— Start of Excerpted records —

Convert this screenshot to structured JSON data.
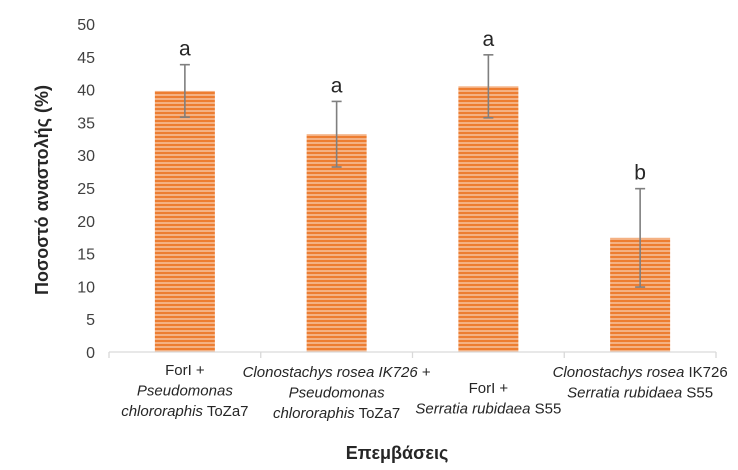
{
  "chart_data": {
    "type": "bar",
    "title": "",
    "xlabel": "Επεμβάσεις",
    "ylabel": "Ποσοστό αναστολής (%)",
    "ylim": [
      0,
      50
    ],
    "yticks": [
      0,
      5,
      10,
      15,
      20,
      25,
      30,
      35,
      40,
      45,
      50
    ],
    "grid": false,
    "bar_color": "#f4b183",
    "stripe_color": "#ed7d31",
    "error_color": "#7f7f7f",
    "categories": [
      "ForI + Pseudomonas chlororaphis ToZa7",
      "Clonostachys rosea IK726 + Pseudomonas chlororaphis ToZa7",
      "ForI + Serratia rubidaea S55",
      "Clonostachys rosea IK726 Serratia rubidaea S55"
    ],
    "category_lines": [
      [
        [
          {
            "t": "ForI +",
            "i": false
          }
        ],
        [
          {
            "t": "Pseudomonas",
            "i": true
          }
        ],
        [
          {
            "t": "chlororaphis",
            "i": true
          },
          {
            "t": " ToZa7",
            "i": false
          }
        ]
      ],
      [
        [
          {
            "t": "Clonostachys rosea IK726",
            "i": true
          },
          {
            "t": " +",
            "i": false
          }
        ],
        [
          {
            "t": "Pseudomonas",
            "i": true
          }
        ],
        [
          {
            "t": "chlororaphis",
            "i": true
          },
          {
            "t": " ToZa7",
            "i": false
          }
        ]
      ],
      [
        [
          {
            "t": "ForI +",
            "i": false
          }
        ],
        [
          {
            "t": "Serratia rubidaea",
            "i": true
          },
          {
            "t": " S55",
            "i": false
          }
        ]
      ],
      [
        [
          {
            "t": "Clonostachys rosea",
            "i": true
          },
          {
            "t": " IK726",
            "i": false
          }
        ],
        [
          {
            "t": "Serratia rubidaea",
            "i": true
          },
          {
            "t": " S55",
            "i": false
          }
        ]
      ]
    ],
    "values": [
      39.8,
      33.2,
      40.5,
      17.4
    ],
    "errors": [
      4.0,
      5.0,
      4.8,
      7.5
    ],
    "significance": [
      "a",
      "a",
      "a",
      "b"
    ]
  }
}
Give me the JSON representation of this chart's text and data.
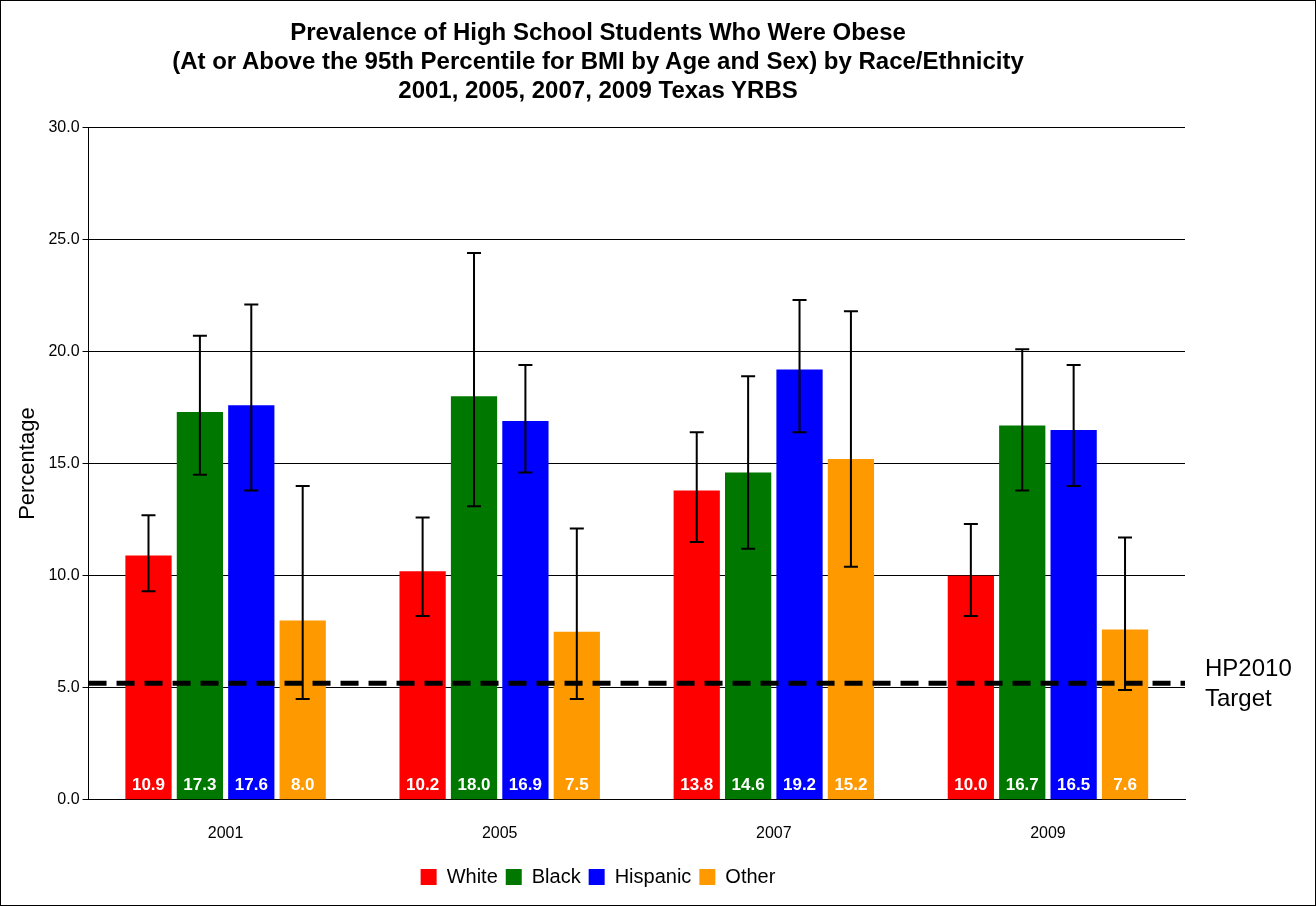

— End of Excerpted records —

> _Task statement_
Repeat the material above verbatim. Leave the pictures behind.

> _Complete answer_
Convert this screenshot to structured JSON data.
{
  "chart_data": {
    "type": "bar",
    "title": "",
    "xlabel": "Επεμβάσεις",
    "ylabel": "Ποσοστό αναστολής (%)",
    "ylim": [
      0,
      50
    ],
    "yticks": [
      0,
      5,
      10,
      15,
      20,
      25,
      30,
      35,
      40,
      45,
      50
    ],
    "grid": false,
    "bar_color": "#f4b183",
    "stripe_color": "#ed7d31",
    "error_color": "#7f7f7f",
    "categories": [
      "ForI + Pseudomonas chlororaphis ToZa7",
      "Clonostachys rosea IK726 + Pseudomonas chlororaphis ToZa7",
      "ForI + Serratia rubidaea S55",
      "Clonostachys rosea IK726 Serratia rubidaea S55"
    ],
    "category_lines": [
      [
        [
          {
            "t": "ForI +",
            "i": false
          }
        ],
        [
          {
            "t": "Pseudomonas",
            "i": true
          }
        ],
        [
          {
            "t": "chlororaphis",
            "i": true
          },
          {
            "t": " ToZa7",
            "i": false
          }
        ]
      ],
      [
        [
          {
            "t": "Clonostachys rosea IK726",
            "i": true
          },
          {
            "t": " +",
            "i": false
          }
        ],
        [
          {
            "t": "Pseudomonas",
            "i": true
          }
        ],
        [
          {
            "t": "chlororaphis",
            "i": true
          },
          {
            "t": " ToZa7",
            "i": false
          }
        ]
      ],
      [
        [
          {
            "t": "ForI +",
            "i": false
          }
        ],
        [
          {
            "t": "Serratia rubidaea",
            "i": true
          },
          {
            "t": " S55",
            "i": false
          }
        ]
      ],
      [
        [
          {
            "t": "Clonostachys rosea",
            "i": true
          },
          {
            "t": " IK726",
            "i": false
          }
        ],
        [
          {
            "t": "Serratia rubidaea",
            "i": true
          },
          {
            "t": " S55",
            "i": false
          }
        ]
      ]
    ],
    "values": [
      39.8,
      33.2,
      40.5,
      17.4
    ],
    "errors": [
      4.0,
      5.0,
      4.8,
      7.5
    ],
    "significance": [
      "a",
      "a",
      "a",
      "b"
    ]
  }
}
Give me the JSON representation of this chart's text and data.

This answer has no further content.